* What you will do
Each line that includes "Email" counts once; give the total and nothing besides.

::::::

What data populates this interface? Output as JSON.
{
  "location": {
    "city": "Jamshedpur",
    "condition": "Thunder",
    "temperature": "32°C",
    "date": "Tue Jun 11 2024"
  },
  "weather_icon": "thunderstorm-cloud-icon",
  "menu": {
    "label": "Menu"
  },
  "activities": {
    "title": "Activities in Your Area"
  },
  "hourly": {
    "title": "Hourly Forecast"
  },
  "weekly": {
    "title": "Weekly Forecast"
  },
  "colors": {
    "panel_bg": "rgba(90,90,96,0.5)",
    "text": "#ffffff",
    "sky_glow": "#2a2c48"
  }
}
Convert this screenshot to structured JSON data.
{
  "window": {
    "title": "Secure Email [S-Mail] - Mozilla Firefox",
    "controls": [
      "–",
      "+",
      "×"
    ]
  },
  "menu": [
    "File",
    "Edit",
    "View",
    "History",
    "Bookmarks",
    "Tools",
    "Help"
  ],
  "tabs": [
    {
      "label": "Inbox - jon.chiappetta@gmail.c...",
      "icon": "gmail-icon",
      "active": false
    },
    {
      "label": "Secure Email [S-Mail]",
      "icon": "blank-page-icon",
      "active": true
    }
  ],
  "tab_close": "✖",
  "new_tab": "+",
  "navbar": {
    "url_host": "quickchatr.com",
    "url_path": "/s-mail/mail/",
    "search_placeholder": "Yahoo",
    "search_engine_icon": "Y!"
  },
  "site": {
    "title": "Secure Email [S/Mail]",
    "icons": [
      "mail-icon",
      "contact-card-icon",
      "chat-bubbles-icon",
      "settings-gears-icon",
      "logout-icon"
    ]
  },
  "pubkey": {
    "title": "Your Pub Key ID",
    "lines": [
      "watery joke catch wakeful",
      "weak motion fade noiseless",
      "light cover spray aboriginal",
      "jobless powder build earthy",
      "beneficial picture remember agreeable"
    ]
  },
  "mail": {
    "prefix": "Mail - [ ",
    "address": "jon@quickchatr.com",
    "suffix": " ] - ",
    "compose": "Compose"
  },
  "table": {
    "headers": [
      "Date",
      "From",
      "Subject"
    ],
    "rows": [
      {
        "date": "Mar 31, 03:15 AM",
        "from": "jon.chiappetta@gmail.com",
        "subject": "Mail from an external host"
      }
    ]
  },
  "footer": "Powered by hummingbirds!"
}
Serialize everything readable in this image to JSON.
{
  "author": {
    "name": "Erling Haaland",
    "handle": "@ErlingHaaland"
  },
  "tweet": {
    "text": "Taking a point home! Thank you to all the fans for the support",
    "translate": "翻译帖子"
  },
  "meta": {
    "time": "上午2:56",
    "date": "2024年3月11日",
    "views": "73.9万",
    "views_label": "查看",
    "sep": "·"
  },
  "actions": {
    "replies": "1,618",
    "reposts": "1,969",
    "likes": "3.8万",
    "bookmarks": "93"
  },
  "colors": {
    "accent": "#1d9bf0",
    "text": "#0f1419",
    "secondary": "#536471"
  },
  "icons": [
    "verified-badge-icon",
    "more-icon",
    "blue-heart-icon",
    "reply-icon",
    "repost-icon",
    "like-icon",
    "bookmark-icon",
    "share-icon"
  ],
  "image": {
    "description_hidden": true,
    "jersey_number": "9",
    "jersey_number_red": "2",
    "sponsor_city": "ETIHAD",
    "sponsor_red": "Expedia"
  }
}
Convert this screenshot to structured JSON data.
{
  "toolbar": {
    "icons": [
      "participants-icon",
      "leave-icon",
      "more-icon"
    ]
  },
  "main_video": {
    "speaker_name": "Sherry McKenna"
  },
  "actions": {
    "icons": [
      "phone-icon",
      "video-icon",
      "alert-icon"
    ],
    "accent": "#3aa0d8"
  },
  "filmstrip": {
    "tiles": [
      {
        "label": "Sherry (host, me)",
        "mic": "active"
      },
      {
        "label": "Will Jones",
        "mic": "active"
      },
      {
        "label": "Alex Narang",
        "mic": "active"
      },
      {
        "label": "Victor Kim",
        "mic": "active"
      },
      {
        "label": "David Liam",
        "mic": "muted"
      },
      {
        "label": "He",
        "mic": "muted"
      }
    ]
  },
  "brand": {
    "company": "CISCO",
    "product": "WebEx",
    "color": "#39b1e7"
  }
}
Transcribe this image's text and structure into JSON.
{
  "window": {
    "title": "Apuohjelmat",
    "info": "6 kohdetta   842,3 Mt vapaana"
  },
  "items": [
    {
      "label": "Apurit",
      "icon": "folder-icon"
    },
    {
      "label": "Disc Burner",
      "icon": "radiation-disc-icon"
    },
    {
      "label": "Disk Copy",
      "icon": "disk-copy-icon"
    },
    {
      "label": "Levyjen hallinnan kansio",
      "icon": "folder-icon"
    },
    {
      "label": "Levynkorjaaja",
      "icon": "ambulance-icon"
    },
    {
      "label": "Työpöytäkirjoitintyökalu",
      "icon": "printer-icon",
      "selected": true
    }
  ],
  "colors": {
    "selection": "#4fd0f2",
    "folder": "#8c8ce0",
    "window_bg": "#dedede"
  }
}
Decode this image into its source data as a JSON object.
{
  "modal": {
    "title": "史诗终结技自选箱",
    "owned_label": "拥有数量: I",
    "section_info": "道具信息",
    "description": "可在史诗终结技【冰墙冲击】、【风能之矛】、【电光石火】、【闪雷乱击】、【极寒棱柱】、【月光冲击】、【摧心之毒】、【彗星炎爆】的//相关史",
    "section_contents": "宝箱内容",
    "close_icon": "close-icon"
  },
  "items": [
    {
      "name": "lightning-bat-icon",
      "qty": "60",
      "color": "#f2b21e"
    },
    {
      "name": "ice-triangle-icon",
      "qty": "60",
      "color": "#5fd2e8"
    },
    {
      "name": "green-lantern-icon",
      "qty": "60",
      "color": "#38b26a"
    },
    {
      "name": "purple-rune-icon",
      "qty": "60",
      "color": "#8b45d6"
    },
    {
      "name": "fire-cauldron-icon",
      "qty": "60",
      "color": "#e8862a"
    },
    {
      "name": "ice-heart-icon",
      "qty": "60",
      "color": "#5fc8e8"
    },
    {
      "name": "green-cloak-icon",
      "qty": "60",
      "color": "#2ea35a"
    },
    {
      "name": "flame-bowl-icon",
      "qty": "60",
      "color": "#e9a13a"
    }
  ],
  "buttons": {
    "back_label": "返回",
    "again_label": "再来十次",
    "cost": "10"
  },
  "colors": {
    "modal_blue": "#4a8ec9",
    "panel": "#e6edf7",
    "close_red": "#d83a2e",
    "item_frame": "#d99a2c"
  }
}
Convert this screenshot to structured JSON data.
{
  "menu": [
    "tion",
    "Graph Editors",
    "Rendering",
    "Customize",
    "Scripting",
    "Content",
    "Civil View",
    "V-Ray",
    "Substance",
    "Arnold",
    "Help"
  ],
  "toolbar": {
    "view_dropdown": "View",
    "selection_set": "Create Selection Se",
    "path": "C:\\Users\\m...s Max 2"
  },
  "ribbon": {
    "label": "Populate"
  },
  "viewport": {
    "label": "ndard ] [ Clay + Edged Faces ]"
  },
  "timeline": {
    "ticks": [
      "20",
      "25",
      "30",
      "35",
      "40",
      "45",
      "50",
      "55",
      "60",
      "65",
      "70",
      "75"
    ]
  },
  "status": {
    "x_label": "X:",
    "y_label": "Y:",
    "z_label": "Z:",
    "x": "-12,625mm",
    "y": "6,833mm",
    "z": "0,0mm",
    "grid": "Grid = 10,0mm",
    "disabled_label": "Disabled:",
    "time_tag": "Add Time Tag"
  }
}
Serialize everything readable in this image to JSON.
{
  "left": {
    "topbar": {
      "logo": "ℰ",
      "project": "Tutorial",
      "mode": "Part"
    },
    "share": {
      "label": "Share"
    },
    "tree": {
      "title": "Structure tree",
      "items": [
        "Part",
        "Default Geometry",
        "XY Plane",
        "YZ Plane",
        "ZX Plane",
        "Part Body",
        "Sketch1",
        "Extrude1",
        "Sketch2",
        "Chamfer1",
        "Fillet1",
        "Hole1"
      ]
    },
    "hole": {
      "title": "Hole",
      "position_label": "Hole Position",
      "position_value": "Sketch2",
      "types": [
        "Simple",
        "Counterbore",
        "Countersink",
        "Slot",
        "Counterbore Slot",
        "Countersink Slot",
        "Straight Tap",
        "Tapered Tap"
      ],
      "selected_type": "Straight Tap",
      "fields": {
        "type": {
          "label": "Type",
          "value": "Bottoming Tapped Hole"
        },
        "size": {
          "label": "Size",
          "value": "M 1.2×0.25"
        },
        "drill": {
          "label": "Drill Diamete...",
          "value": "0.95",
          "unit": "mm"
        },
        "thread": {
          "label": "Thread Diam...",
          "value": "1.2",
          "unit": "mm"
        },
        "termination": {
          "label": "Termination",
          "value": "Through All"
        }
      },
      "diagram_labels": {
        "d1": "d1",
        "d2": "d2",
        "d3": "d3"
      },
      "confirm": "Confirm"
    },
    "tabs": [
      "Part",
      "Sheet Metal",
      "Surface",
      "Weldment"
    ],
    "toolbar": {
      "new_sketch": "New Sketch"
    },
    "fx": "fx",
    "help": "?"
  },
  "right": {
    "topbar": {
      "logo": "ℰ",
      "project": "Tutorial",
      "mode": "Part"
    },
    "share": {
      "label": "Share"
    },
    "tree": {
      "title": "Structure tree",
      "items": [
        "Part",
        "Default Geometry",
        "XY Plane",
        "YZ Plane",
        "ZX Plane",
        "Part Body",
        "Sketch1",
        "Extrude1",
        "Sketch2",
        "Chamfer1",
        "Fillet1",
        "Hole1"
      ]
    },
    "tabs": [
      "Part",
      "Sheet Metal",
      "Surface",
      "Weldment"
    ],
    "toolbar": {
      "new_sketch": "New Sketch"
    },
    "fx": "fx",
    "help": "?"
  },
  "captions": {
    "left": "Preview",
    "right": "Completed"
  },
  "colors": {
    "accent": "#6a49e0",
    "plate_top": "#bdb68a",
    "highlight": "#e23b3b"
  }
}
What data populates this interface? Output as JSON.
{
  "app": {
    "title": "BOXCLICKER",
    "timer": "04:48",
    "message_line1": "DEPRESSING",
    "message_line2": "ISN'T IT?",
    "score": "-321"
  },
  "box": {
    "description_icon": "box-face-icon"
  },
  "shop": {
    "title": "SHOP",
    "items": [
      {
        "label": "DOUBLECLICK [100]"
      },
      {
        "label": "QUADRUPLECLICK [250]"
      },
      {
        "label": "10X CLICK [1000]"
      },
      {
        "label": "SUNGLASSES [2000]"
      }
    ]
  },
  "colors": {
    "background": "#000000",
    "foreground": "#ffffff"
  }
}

::::::

* Output for this exercise
3